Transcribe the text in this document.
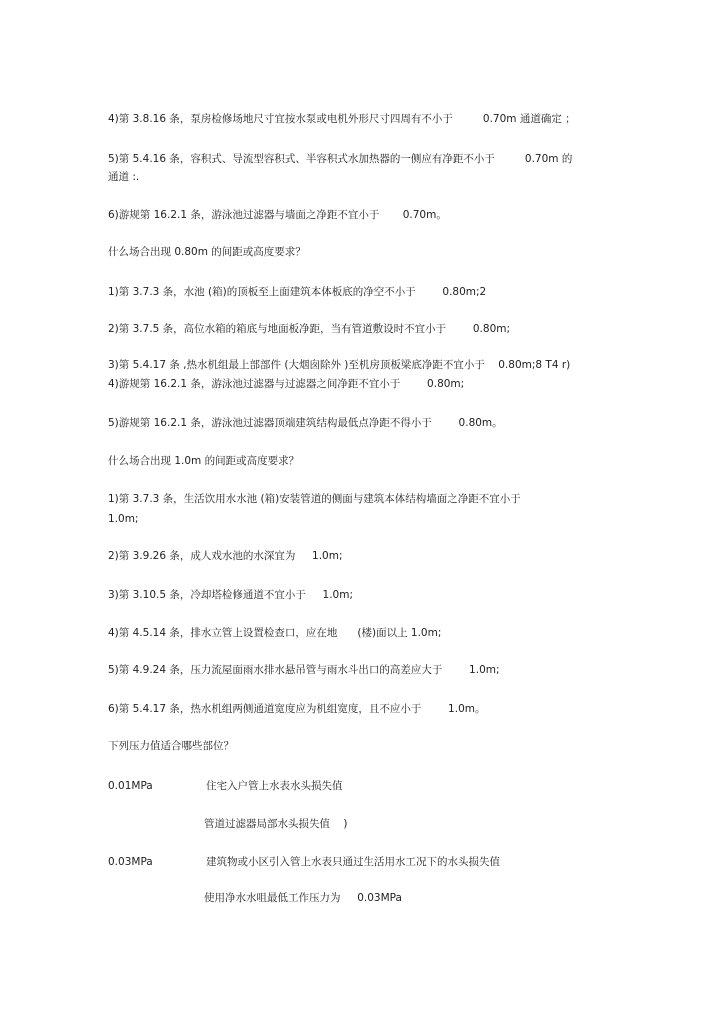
4)第 3.8.16 条，泵房检修场地尺寸宜按水泵或电机外形尺寸四周有不小于         0.70m 通道确定 ；
5)第 5.4.16 条，容积式、导流型容积式、半容积式水加热器的一侧应有净距不小于         0.70m 的
通道 :.
6)游规第 16.2.1 条，游泳池过滤器与墙面之净距不宜小于       0.70m。
什么场合出现 0.80m 的间距或高度要求？
1)第 3.7.3 条，水池 (箱)的顶板至上面建筑本体板底的净空不小于        0.80m;2
2)第 3.7.5 条，高位水箱的箱底与地面板净距，当有管道敷设时不宜小于        0.80m;
3)第 5.4.17 条 ,热水机组最上部部件 (大烟囱除外 )至机房顶板梁底净距不宜小于    0.80m;8 T4 r)
4)游规第 16.2.1 条，游泳池过滤器与过滤器之间净距不宜小于        0.80m;
5)游规第 16.2.1 条，游泳池过滤器顶端建筑结构最低点净距不得小于        0.80m。
什么场合出现 1.0m 的间距或高度要求？
1)第 3.7.3 条，生活饮用水水池 (箱)安装管道的侧面与建筑本体结构墙面之净距不宜小于
1.0m;
2)第 3.9.26 条，成人戏水池的水深宜为     1.0m;
3)第 3.10.5 条，冷却塔检修通道不宜小于     1.0m;
4)第 4.5.14 条，排水立管上设置检查口，应在地      (楼)面以上 1.0m;
5)第 4.9.24 条，压力流屋面雨水排水悬吊管与雨水斗出口的高差应大于        1.0m;
6)第 5.4.17 条，热水机组两侧通道宽度应为机组宽度，且不应小于        1.0m。
下列压力值适合哪些部位？
0.01MPa	住宅入户管上水表水头损失值
管道过滤器局部水头损失值    )
0.03MPa	建筑物或小区引入管上水表只通过生活用水工况下的水头损失值
使用净水水咀最低工作压力为     0.03MPa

------------------------------------------------------------

- EXERCISE OBJECTIVE -
Take every line that includes the string "的间距或高度要求" and copy it.

- ANSWER BELOW -
什么场合出现 0.80m 的间距或高度要求？
什么场合出现 1.0m 的间距或高度要求？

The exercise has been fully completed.